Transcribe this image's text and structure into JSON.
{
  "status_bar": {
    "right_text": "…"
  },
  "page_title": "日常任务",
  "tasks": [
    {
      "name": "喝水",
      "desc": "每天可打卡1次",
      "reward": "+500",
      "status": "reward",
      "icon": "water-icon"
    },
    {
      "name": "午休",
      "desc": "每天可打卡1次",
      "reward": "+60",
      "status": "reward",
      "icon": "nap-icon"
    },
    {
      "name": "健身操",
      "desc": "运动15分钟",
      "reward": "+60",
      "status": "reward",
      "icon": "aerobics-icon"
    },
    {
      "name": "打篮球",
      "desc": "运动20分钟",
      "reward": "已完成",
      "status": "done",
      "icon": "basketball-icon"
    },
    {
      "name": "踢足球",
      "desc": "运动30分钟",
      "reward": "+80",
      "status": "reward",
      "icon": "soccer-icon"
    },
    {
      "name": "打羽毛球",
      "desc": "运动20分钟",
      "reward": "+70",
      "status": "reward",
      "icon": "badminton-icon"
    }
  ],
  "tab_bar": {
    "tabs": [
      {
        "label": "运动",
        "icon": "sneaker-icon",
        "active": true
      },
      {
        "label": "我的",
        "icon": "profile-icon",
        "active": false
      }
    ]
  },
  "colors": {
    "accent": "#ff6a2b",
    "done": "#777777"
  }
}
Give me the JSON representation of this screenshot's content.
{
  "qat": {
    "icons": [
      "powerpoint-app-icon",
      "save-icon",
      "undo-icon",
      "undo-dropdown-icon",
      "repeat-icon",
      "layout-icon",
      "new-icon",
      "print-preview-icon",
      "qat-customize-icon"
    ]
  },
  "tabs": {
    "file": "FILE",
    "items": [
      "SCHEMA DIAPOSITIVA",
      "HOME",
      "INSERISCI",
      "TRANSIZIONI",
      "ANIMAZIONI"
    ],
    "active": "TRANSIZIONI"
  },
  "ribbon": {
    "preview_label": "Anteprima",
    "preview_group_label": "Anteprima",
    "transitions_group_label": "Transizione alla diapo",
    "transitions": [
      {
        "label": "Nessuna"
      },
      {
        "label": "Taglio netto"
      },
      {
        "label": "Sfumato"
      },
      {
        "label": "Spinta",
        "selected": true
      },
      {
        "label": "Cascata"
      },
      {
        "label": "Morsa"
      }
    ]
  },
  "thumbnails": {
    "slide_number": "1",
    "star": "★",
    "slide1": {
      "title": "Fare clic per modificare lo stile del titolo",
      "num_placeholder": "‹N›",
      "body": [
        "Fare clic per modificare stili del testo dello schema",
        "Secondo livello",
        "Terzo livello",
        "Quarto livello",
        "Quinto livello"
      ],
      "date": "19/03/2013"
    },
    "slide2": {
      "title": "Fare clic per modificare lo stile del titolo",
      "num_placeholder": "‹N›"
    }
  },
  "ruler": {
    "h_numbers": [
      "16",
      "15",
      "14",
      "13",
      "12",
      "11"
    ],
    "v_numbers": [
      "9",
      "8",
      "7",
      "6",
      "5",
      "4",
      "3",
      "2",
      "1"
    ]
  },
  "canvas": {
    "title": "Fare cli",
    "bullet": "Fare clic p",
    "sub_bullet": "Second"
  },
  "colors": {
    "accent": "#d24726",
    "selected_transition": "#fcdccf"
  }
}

------------------------------------------------------------------------

[Work to complete]:
Go through the material above and copy each line that has the word "JSON".

[Output for this exercise]:
Transcribe this image's text and structure into JSON.
Give me the JSON representation of this screenshot's content.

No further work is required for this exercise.